--- Reading passage ---
What’s it: An economic collapse is a shock to a country’s economy, usually when a crisis is widespread. The decline may have been preceded by a debt crisis, currency crisis, war, and supply shocks. The economy then enters a period of market recession or depression.
Economic collapse can last for several years, depending on the severity of the situation. For example, in the United States, the Great Depression occurred in 1929 and began to recover since 1933. Indonesia also experienced it in 1997 due to the deadly effects of the Asian financial crisis and recovered in late 1999.
Economic collapse triggers a decline in economic life and often social life. Production, consumption, investment, exchange rates all fall and are usually followed by social crises. The 1997 crisis in Indonesia, for example, caused Indonesia’s real GDP to contract by 13.1% in 1998. Inflation soared to 72%, and the rupiah exchange rate fell from IDR 2,600/USD to IDR11,000/USD in 1998. This also forced the Soeharto regime to resign and sparked social unrest.
Signs of economic collapse
Through the concept of the business cycle, economists outline several phases through which the economy goes. A typical economic cycle includes a movement from a trough, to expansion, towards a peak, and then to a contraction leading back to the trough. These stages are repeated.
Meanwhile, an economic collapse is an extraordinary event. It doesn’t have to be part of the general economic cycle. The collapse can happen drastically and can lead to depression.

--- Work to complete ---
1. Transcribe the passage on economic collapse from "Economic collapse triggers" up to and including "sparked social unrest.".
2. Answer these questions using the passage on economic collapse:
(a) In what year did the Great Depression occur in the United States?
(b) By how much did Indonesia's real GDP contract in 1998?
(c) In a typical economic cycle, what does a contraction lead back to?

--- Record excerpts ---
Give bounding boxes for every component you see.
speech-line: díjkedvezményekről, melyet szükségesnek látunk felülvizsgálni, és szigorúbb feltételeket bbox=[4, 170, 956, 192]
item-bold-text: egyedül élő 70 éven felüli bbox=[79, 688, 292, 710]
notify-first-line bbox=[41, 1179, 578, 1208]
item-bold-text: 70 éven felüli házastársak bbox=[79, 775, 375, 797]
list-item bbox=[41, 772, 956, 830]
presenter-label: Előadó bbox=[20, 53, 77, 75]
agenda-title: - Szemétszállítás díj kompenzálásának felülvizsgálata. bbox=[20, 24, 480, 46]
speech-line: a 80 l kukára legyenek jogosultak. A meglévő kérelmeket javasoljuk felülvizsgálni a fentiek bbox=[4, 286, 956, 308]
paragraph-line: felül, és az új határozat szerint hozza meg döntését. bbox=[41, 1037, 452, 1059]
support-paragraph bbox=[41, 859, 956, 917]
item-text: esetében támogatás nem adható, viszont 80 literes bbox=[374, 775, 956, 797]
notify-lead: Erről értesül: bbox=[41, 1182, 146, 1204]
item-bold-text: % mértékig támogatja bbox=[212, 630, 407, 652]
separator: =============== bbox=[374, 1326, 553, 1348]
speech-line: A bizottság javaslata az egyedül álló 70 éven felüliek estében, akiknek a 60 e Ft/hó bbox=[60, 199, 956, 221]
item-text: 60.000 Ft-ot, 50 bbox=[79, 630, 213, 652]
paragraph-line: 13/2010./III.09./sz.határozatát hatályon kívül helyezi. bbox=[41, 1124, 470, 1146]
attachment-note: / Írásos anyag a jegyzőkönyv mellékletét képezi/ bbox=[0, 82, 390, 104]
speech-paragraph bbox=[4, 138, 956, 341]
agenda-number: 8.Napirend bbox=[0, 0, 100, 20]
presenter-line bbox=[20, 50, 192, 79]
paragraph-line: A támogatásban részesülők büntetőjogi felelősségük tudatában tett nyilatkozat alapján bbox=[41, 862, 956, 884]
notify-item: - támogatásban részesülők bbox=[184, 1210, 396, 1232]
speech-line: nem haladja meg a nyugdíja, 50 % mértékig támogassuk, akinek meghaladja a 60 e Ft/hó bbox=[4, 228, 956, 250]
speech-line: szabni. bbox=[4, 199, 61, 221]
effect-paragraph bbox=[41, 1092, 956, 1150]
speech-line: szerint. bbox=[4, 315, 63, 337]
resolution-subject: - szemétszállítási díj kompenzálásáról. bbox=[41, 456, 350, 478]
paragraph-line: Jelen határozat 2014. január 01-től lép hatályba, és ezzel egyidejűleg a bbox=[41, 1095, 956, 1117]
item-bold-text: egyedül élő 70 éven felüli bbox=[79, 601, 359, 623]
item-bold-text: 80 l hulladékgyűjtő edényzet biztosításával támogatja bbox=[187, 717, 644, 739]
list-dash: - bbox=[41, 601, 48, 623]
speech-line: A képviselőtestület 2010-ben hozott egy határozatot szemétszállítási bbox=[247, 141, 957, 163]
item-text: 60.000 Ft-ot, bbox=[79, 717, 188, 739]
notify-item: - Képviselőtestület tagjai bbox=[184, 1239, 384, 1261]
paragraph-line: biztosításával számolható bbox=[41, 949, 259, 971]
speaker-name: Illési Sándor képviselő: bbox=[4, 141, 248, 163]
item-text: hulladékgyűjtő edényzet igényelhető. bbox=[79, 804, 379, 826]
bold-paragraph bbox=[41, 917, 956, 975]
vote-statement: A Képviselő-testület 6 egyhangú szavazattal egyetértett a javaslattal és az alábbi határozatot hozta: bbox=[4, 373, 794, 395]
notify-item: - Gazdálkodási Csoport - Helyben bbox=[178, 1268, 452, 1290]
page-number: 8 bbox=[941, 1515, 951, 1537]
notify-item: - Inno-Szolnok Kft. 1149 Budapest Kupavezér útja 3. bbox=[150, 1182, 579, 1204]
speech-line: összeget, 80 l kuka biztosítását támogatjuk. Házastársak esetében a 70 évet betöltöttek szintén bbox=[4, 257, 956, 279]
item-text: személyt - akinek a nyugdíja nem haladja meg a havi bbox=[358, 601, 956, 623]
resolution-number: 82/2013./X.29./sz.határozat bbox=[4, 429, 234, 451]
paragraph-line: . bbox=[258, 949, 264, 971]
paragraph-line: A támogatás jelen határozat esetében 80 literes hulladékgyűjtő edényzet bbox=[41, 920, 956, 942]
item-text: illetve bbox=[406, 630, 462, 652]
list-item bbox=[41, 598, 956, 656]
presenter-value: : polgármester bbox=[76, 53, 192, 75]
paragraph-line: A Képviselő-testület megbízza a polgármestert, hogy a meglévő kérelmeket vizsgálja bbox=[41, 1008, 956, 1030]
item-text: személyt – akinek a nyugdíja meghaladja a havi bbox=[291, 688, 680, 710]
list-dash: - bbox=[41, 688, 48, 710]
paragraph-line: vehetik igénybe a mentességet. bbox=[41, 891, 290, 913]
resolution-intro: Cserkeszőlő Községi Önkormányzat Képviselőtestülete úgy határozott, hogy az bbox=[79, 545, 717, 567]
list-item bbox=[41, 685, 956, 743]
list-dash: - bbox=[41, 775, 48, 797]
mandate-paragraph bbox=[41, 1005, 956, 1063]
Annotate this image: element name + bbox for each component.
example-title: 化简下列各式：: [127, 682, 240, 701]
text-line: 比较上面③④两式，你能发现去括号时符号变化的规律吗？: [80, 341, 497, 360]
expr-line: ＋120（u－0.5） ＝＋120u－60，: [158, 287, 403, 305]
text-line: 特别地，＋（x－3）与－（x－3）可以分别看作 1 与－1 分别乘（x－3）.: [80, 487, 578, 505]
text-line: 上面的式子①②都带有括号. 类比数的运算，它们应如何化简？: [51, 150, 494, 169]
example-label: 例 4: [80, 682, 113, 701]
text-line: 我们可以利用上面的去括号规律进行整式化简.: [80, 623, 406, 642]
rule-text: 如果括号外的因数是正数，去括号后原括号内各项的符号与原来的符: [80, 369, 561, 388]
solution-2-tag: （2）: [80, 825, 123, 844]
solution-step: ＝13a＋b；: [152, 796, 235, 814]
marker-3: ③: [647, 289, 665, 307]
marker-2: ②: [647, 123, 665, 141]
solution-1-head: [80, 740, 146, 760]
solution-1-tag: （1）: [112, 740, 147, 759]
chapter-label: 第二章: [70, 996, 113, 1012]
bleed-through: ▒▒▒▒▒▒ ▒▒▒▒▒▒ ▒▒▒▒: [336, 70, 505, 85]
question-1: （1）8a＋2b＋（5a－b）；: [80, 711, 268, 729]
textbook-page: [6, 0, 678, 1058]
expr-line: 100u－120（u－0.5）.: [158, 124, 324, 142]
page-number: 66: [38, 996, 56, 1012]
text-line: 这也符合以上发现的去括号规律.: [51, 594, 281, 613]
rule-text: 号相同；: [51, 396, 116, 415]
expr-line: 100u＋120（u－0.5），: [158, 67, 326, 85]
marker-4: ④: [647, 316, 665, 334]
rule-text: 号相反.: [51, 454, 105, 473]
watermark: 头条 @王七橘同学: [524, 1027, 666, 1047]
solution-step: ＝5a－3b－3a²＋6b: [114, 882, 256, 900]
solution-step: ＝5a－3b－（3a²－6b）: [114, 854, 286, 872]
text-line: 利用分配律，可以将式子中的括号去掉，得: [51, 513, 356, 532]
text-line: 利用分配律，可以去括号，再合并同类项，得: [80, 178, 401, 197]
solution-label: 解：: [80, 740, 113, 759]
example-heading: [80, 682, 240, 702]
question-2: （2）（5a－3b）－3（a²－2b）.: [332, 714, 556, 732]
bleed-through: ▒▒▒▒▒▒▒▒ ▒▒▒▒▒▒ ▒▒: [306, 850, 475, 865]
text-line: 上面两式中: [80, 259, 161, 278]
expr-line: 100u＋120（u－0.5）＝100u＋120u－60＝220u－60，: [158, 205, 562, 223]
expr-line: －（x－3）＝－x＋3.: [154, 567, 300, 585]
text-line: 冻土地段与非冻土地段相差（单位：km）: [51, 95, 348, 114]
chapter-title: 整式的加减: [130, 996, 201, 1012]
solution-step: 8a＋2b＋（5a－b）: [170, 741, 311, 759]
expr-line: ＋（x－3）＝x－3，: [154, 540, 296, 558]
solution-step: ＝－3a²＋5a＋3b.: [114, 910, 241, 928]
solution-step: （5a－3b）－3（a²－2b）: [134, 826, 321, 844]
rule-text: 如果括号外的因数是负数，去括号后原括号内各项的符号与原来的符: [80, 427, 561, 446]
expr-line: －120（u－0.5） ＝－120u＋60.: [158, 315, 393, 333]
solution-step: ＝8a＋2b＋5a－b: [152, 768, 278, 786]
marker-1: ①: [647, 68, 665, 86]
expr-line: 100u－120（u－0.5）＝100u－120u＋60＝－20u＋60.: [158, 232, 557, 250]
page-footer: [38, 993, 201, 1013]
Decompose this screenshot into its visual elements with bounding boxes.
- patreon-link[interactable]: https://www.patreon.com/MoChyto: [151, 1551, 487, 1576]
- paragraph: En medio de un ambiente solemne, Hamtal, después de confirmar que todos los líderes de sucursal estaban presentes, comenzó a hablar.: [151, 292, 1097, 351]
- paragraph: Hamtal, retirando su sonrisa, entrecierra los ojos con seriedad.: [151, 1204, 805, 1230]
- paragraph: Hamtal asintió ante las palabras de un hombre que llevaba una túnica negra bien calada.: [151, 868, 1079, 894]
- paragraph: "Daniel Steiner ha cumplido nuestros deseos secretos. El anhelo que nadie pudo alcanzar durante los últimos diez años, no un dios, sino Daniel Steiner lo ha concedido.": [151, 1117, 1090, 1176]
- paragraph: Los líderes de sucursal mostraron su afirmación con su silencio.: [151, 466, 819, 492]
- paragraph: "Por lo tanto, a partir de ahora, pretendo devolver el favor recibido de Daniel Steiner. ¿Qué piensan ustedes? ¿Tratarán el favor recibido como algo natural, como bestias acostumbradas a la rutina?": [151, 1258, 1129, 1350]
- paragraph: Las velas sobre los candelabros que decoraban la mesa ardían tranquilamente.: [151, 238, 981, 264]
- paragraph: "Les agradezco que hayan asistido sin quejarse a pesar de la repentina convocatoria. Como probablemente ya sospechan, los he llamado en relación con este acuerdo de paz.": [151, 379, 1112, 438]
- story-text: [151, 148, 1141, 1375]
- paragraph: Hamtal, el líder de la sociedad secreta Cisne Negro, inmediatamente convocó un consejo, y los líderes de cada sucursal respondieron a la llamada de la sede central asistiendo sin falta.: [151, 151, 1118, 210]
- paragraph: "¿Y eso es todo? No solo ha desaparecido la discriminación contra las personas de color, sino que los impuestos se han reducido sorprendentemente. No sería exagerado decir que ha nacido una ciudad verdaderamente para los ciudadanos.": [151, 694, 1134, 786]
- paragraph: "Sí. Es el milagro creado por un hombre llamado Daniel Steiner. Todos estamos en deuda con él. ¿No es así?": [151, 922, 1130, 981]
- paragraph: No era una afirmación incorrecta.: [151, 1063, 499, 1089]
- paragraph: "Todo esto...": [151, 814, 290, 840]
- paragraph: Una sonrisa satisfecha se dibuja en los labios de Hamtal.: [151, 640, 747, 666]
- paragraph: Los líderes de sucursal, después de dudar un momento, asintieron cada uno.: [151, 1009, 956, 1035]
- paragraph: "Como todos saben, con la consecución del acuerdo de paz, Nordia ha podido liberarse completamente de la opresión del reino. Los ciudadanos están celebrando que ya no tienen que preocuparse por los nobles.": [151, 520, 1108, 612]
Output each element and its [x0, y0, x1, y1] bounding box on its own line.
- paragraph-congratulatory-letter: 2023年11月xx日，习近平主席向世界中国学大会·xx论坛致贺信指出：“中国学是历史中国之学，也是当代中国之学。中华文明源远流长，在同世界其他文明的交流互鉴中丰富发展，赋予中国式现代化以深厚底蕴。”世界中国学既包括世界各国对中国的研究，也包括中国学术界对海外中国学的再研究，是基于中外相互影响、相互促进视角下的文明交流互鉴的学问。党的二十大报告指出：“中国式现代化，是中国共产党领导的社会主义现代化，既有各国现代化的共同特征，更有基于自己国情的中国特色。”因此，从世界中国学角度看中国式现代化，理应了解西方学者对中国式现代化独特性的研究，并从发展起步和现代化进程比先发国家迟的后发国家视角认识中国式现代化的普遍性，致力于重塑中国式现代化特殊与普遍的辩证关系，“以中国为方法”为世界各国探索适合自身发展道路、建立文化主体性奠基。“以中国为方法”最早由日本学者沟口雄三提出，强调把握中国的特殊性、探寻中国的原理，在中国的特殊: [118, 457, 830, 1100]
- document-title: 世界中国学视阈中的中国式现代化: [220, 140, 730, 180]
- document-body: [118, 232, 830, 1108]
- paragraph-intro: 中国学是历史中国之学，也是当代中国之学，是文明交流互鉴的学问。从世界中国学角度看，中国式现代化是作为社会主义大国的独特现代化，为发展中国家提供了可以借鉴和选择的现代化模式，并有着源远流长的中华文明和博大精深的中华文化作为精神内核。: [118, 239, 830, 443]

--- Exercise answers ---
1.
Economic collapse triggers a decline in economic life and often social life. Production, consumption, investment, exchange rates all fall and are usually followed by social crises. The 1997 crisis in Indonesia, for example, caused Indonesia’s real GDP to contract by 13.1% in 1998. Inflation soared to 72%, and the rupiah exchange rate fell from IDR 2,600/USD to IDR11,000/USD in 1998. This also forced the Soeharto regime to resign and sparked social unrest.

2.
(a) 1929
(b) 13.1%
(c) The trough